TESTO FORNITO →
:::::

Il mal di schiena, nella sua forma più nota, la lombalgia, è uno dei malesseri più comuni per chi è in sovrappeso o soffre di problemi di obesità. I dolori alla parte basse della schiena e le difficoltà nei movimenti rappresentano un vero e proprio cruccio per quanti ne soffrono. Dolori che, in alcuni casi, rendono anche impossibile lo svolgimento delle normali attività quotidiane per chi ne soffre. Nei casi più gravi, infatti, la lombalgia costringe a restare a letto per giorni interi. Studi medici hanno dimostrato, però, come con una dieta equilibrata e la perdita sostanziale di massa grassa possono alleviare se non addirittura eliminare del tutto i fastidiosi sintomi del mal di schiena.

:::::

(Voci archiviate da una raccolta)
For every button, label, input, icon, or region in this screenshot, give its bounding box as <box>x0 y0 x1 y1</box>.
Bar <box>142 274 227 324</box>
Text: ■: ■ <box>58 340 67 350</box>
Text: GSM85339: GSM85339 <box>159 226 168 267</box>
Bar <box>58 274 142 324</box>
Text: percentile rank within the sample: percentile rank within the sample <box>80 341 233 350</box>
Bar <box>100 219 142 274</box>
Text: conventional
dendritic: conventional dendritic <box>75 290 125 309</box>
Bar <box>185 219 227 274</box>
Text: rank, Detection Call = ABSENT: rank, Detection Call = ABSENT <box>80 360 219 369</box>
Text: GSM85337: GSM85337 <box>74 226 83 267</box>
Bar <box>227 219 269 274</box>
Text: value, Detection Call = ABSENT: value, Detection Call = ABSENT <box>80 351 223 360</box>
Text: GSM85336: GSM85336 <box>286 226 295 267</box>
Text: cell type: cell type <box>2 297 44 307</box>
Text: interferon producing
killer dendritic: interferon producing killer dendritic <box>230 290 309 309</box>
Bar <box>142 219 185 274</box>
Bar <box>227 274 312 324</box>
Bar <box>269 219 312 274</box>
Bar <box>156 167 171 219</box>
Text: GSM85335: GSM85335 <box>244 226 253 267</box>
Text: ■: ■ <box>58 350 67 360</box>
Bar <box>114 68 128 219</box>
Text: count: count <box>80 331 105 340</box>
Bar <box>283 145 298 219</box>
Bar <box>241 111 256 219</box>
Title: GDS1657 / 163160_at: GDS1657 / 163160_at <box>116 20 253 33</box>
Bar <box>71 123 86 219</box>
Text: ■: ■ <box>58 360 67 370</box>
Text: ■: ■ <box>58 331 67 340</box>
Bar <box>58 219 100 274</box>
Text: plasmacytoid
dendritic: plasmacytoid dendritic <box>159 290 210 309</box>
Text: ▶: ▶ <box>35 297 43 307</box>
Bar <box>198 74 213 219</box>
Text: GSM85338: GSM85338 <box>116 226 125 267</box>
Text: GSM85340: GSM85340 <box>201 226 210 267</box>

:::::

ESERCIZI PROPOSTI →
- A) Secondo il testo fornito, a che cosa costringe la lombalgia nei casi più gravi?
- B) Per ciascuna delle seguenti affermazioni, indichi se concorda con il testo fornito, rispondendo sì o no e citando le parole del testo che lo stabiliscono: (i) la lombalgia è la forma più nota del mal di schiena; (ii) secondo gli studi medici, dieta e perdita di massa grassa non incidono sui sintomi del mal di schiena; (iii) la lombalgia non impedisce mai le normali attività quotidiane.
- C) Elenchi tutti i disturbi e le limitazioni che il testo fornito attribuisce alla lombalgia.
Per rispondere si basi esclusivamente sul testo fornito.

SOLUZIONI DEGLI ESERCIZI →
- A) A restare a letto per giorni interi.

- B)
(i) Sì: «Il mal di schiena, nella sua forma più nota, la lombalgia».
(ii) No: «con una dieta equilibrata e la perdita sostanziale di massa grassa possono alleviare se non addirittura eliminare del tutto i fastidiosi sintomi del mal di schiena».
(iii) No: «in alcuni casi, rendono anche impossibile lo svolgimento delle normali attività quotidiane».

- C)
- Dolori nella parte bassa della schiena
- Difficoltà nei movimenti
- Impossibilità, in alcuni casi, di svolgere le normali attività quotidiane
- Obbligo, nei casi più gravi, di restare a letto per giorni interi